What the task asks: Check each line of the material below for "сохранения". Report how many have it, with no other words.

Available records:
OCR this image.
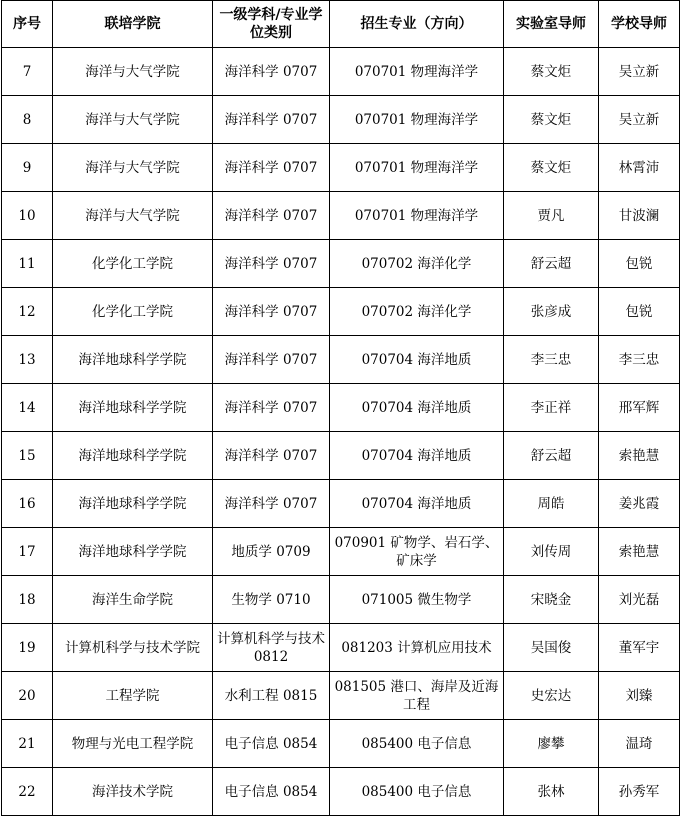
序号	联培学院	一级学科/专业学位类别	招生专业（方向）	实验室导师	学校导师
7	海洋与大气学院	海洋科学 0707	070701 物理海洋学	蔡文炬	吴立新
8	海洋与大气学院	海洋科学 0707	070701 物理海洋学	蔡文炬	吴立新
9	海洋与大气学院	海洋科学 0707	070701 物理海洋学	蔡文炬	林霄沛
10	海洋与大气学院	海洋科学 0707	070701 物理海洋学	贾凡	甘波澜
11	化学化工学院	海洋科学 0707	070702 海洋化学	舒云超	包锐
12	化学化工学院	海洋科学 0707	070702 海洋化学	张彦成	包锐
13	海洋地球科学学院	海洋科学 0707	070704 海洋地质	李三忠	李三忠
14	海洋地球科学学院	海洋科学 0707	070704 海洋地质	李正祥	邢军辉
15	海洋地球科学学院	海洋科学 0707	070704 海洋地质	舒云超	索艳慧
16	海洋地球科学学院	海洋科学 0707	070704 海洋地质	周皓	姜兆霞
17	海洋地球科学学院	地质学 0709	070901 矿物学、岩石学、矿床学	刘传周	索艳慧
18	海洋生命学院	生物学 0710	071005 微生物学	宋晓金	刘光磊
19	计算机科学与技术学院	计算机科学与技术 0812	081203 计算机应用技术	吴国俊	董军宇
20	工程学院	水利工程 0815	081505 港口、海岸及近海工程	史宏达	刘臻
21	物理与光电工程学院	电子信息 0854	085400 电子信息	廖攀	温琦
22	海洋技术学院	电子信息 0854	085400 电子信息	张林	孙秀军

...

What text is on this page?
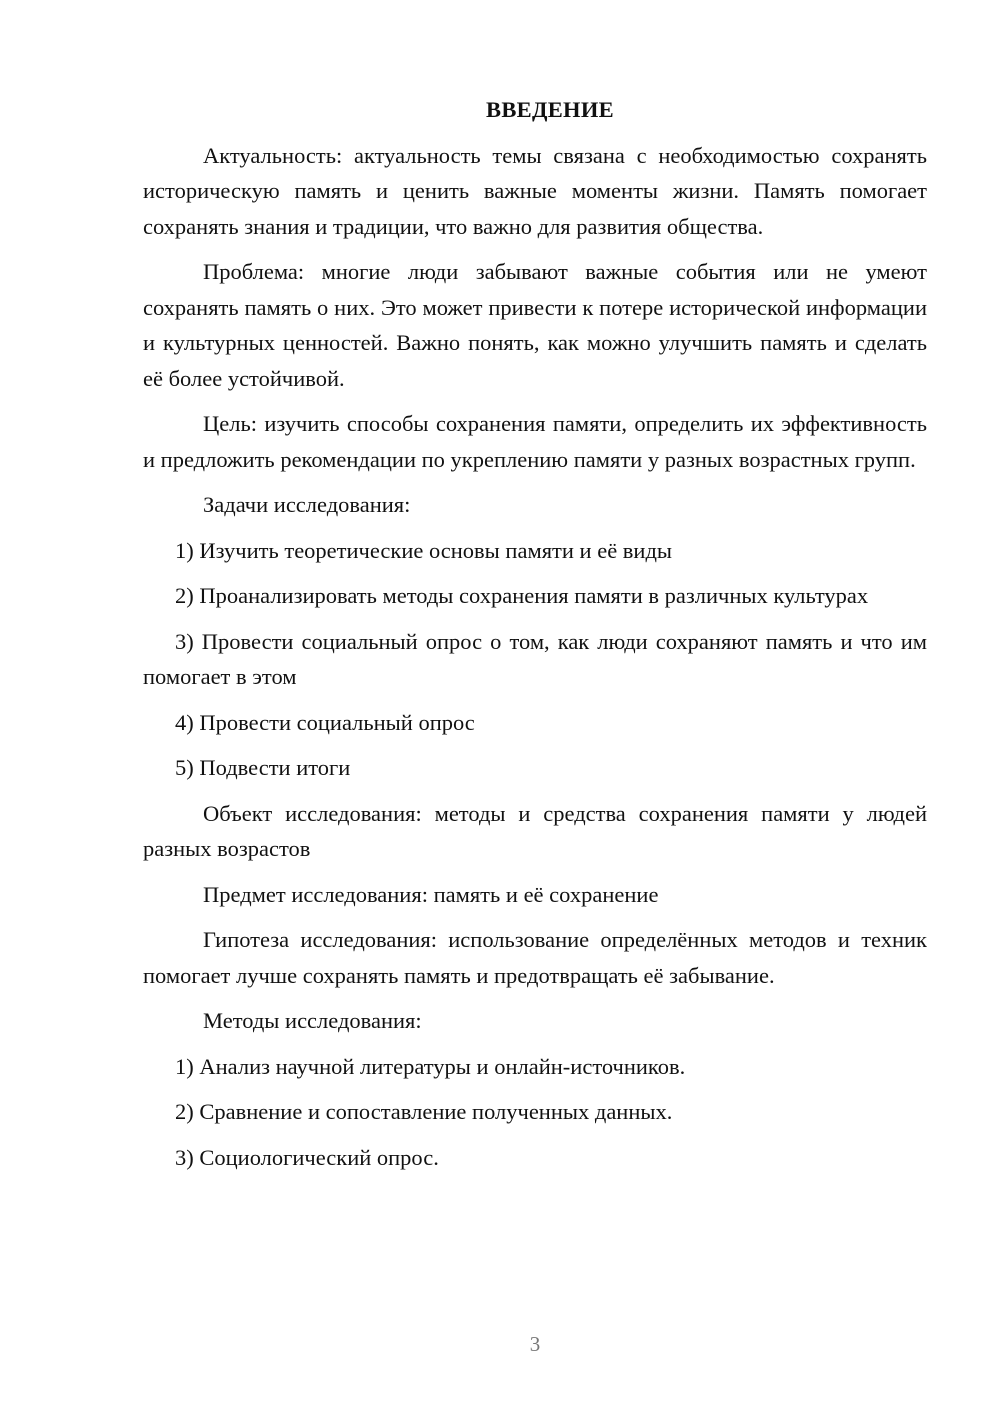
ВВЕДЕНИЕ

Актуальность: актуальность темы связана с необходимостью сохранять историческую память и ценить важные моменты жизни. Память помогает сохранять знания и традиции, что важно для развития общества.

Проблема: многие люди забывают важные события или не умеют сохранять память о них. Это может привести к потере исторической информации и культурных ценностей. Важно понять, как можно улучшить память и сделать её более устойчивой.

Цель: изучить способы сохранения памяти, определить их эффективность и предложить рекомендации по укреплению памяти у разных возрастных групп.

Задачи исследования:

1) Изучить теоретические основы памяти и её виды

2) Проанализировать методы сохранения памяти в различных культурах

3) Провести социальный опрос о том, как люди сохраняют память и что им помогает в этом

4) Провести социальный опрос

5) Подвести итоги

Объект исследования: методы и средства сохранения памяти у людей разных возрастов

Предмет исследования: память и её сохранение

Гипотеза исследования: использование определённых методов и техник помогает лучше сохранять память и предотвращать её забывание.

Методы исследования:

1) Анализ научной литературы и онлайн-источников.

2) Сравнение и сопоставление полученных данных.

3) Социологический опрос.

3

Final result: 3